**What to produce:**
Output all lines exactly.

**Data records:**
+ + + +

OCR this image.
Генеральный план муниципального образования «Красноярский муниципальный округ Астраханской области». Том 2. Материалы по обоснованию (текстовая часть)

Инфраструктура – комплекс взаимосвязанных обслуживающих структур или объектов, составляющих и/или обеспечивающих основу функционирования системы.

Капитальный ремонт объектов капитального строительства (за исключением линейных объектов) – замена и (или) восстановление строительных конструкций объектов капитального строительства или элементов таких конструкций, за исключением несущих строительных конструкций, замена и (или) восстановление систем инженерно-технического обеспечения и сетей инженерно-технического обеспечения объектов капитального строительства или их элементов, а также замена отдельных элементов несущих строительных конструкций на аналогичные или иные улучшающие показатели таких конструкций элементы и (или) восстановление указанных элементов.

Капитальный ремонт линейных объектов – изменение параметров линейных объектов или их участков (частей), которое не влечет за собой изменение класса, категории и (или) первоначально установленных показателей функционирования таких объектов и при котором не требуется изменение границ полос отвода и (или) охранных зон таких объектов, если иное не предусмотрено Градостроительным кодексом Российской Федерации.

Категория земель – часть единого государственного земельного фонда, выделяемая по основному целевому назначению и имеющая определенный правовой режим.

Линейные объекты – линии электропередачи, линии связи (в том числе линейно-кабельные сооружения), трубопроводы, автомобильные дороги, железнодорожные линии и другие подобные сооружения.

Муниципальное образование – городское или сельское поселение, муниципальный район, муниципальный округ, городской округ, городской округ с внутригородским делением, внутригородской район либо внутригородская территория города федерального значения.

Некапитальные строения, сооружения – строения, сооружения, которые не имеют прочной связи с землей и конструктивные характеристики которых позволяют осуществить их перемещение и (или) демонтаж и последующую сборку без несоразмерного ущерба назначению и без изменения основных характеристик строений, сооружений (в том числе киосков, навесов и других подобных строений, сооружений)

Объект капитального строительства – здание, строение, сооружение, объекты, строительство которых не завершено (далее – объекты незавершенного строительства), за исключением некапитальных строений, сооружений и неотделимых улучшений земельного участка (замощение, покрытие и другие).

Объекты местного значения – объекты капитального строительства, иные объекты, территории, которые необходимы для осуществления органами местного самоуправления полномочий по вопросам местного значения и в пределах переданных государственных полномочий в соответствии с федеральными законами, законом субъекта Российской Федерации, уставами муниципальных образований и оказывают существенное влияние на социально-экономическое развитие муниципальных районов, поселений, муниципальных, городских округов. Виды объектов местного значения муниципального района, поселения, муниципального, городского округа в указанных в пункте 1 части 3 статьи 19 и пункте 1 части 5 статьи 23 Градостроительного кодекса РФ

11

+ + + +

**Reply:**
OCR this image.
Генеральный план муниципального образования «Красноярский муниципальный округ Астраханской области». Том 2. Материалы по обоснованию (текстовая часть)

Инфраструктура – комплекс взаимосвязанных обслуживающих структур или объектов, составляющих и/или обеспечивающих основу функционирования системы.

Капитальный ремонт объектов капитального строительства (за исключением линейных объектов) – замена и (или) восстановление строительных конструкций объектов капитального строительства или элементов таких конструкций, за исключением несущих строительных конструкций, замена и (или) восстановление систем инженерно-технического обеспечения и сетей инженерно-технического обеспечения объектов капитального строительства или их элементов, а также замена отдельных элементов несущих строительных конструкций на аналогичные или иные улучшающие показатели таких конструкций элементы и (или) восстановление указанных элементов.

Капитальный ремонт линейных объектов – изменение параметров линейных объектов или их участков (частей), которое не влечет за собой изменение класса, категории и (или) первоначально установленных показателей функционирования таких объектов и при котором не требуется изменение границ полос отвода и (или) охранных зон таких объектов, если иное не предусмотрено Градостроительным кодексом Российской Федерации.

Категория земель – часть единого государственного земельного фонда, выделяемая по основному целевому назначению и имеющая определенный правовой режим.

Линейные объекты – линии электропередачи, линии связи (в том числе линейно-кабельные сооружения), трубопроводы, автомобильные дороги, железнодорожные линии и другие подобные сооружения.

Муниципальное образование – городское или сельское поселение, муниципальный район, муниципальный округ, городской округ, городской округ с внутригородским делением, внутригородской район либо внутригородская территория города федерального значения.

Некапитальные строения, сооружения – строения, сооружения, которые не имеют прочной связи с землей и конструктивные характеристики которых позволяют осуществить их перемещение и (или) демонтаж и последующую сборку без несоразмерного ущерба назначению и без изменения основных характеристик строений, сооружений (в том числе киосков, навесов и других подобных строений, сооружений)

Объект капитального строительства – здание, строение, сооружение, объекты, строительство которых не завершено (далее – объекты незавершенного строительства), за исключением некапитальных строений, сооружений и неотделимых улучшений земельного участка (замощение, покрытие и другие).

Объекты местного значения – объекты капитального строительства, иные объекты, территории, которые необходимы для осуществления органами местного самоуправления полномочий по вопросам местного значения и в пределах переданных государственных полномочий в соответствии с федеральными законами, законом субъекта Российской Федерации, уставами муниципальных образований и оказывают существенное влияние на социально-экономическое развитие муниципальных районов, поселений, муниципальных, городских округов. Виды объектов местного значения муниципального района, поселения, муниципального, городского округа в указанных в пункте 1 части 3 статьи 19 и пункте 1 части 5 статьи 23 Градостроительного кодекса РФ

11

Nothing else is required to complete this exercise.